[Sección de texto]

+---+

A tres años del feminicidio de Debanhi Escobar, su familia y la sociedad mexicana exigen justicia, pues no hay detenidos ni avances significativos en el caso que conmocionó al país. La joven de 18 años, estudiante de Derecho en la Universidad Autónoma de Nuevo León, desapareció la madrugada del 9 de abril de 2022 en Escobedo, Nuevo León, tras asistir a una fiesta. Su cuerpo apareció 13 días después, el 22 de abril, en una cisterna del motel Nueva Castilla, a pocos metros de donde se le vio por última vez. La investigación, plagada de irregularidades, permanece estancada en la Fiscalía General de la República (FGR), que asumió el caso en septiembre de 2022 tras críticas a la Fiscalía de Nuevo León.
La última imagen de Debanhi, captada por el conductor de un taxi por aplicación que la dejó en la carretera Monterrey-Nuevo Laredo, se viralizó y se convirtió en símbolo de la violencia de género en México. Videos de seguridad mostraron a la joven caminando sola hacia el motel, pero no aclararon cómo terminó en la cisterna. La primera autopsia de la Fiscalía estatal afirmó que murió por una contusión craneal, sugiriendo un accidente, pero la familia rechazó esta versión. Una segunda autopsia, solicitada por los padres, y una tercera, realizada tras la exhumación del cuerpo en julio de 2022, concluyeron que Debanhi falleció por asfixia por sofocación entre tres y cinco días antes del hallazgo, lo que indica que estuvo viva durante parte de la búsqueda. Estos peritajes descartaron violencia sexual, pero confirmaron un feminicidio, según el subsecretario de Seguridad Ciudadana, Ricardo Mejía, en 2022.

+---+

(Datos de reconocimiento de la estructura de documentos)
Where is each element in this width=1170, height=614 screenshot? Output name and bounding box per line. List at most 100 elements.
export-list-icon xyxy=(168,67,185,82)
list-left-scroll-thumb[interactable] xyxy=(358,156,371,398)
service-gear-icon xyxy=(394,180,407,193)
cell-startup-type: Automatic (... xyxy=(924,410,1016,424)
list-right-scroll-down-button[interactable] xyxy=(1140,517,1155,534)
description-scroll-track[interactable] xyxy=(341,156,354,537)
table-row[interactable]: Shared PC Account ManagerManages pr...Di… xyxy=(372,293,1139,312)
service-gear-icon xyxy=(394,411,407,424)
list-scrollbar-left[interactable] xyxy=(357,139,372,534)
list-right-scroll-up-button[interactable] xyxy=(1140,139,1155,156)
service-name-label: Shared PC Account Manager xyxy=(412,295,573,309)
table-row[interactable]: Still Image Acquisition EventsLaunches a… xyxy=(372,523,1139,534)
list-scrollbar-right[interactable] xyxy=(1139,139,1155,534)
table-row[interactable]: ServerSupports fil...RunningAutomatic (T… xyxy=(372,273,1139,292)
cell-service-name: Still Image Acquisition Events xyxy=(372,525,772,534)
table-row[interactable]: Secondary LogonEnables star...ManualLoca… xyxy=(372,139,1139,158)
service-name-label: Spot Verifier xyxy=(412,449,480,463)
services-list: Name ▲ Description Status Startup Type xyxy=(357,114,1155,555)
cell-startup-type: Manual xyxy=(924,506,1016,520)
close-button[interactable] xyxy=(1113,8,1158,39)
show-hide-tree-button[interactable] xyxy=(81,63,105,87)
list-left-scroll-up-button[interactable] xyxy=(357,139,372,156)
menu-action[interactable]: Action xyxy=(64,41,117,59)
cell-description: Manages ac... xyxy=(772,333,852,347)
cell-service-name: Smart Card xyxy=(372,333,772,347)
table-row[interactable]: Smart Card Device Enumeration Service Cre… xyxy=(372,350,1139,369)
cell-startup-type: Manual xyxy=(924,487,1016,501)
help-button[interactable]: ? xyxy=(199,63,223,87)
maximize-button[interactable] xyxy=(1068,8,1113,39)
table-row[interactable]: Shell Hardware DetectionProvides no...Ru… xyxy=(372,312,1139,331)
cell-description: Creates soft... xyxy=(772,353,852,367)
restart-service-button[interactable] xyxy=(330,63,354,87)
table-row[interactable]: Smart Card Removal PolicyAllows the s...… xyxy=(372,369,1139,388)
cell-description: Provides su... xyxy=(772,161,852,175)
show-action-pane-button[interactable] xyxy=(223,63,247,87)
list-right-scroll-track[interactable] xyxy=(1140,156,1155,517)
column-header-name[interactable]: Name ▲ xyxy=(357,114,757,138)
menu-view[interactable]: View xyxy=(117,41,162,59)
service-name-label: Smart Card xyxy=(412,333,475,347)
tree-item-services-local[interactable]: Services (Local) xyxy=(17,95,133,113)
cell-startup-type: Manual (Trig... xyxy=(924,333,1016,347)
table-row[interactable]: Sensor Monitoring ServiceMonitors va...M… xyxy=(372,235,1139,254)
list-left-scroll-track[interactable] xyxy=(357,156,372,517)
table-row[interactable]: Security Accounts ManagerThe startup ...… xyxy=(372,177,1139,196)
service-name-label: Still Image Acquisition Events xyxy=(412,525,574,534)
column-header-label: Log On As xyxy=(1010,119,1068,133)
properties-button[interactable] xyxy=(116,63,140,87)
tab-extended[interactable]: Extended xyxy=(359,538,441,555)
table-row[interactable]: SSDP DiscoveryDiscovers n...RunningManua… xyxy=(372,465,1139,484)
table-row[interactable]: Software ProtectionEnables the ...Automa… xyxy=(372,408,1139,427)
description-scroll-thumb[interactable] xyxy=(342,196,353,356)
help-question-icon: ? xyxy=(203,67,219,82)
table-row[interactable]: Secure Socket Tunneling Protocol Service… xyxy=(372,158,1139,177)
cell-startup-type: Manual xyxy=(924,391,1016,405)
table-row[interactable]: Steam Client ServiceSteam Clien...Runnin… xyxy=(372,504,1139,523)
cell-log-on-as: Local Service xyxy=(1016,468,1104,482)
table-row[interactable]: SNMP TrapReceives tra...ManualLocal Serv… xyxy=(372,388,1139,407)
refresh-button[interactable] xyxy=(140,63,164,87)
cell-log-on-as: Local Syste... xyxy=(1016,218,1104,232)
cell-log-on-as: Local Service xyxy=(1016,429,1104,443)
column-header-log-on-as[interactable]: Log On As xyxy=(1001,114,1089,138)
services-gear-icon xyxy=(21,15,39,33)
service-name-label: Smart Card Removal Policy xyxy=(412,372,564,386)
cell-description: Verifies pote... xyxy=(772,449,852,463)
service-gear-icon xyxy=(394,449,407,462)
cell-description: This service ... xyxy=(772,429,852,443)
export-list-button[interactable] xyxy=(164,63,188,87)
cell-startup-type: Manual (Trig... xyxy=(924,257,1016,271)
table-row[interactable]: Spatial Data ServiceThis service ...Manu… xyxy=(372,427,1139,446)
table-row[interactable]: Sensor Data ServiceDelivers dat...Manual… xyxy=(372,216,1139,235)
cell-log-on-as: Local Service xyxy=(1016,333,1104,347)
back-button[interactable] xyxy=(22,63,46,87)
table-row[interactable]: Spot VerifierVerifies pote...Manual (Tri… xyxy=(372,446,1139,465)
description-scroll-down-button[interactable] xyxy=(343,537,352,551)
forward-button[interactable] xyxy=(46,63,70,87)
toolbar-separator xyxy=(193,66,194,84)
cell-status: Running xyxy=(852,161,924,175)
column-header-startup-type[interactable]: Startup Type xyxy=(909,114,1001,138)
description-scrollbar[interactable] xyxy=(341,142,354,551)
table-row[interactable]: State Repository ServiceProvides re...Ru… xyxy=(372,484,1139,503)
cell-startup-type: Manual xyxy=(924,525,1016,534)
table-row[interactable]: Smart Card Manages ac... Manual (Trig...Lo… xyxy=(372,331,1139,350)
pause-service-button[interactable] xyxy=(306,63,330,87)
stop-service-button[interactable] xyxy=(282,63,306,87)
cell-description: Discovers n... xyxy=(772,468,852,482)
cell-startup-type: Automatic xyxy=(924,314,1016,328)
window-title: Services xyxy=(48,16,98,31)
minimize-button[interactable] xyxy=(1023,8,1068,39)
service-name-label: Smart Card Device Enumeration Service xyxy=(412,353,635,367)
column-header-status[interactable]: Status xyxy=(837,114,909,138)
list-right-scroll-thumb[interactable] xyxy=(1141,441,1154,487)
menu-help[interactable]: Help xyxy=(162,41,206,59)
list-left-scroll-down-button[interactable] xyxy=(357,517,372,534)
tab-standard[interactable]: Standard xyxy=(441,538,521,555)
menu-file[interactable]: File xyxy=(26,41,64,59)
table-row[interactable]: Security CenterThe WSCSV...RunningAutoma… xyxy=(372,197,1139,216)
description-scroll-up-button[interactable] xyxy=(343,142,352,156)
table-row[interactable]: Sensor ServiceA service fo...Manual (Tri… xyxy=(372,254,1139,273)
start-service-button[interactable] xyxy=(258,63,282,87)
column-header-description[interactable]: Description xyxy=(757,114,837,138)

+---+

[Sobre el ejercicio] Escribe la continuación del texto sobre el feminicidio de Debanhi Escobar a partir de su última oración. Las entradas no intervienen en nada de esto.

[Resultado]
Mario Escobar y Dolores Bazaldúa, padres de Debanhi, han denunciado omisiones y negligencias en la investigación. Criticaron que el motel, revisado varias veces durante la búsqueda, no reportó el cuerpo hasta el final y que la Fiscalía estatal negó inicialmente la existencia de videos de seguridad, los cuales aparecieron después. Solo dos exempleadas del motel enfrentan cargos por declaraciones falsas y encubrimiento, pero nadie ha sido acusado directamente por el feminicidio.
La FGR no ha clasificado el caso como feminicidio, pese a los peritajes, lo que frena el proceso, según Mario Escobar, quien considera presentar un quinto peritaje y llevar el caso a instancias internacionales si no hay avances.
El caso de Debanhi, junto con los de otras jóvenes como Mara Castilla y Paola Andrea, refleja la impunidad en los feminicidios en México, donde, según Mexicanos Contra la Corrupción y la Impunidad, el 76 por ciento de estos delitos entre 2012 y 2022 quedaron sin sentencia. En 2022, México registró 952 feminicidios, según cifras oficiales.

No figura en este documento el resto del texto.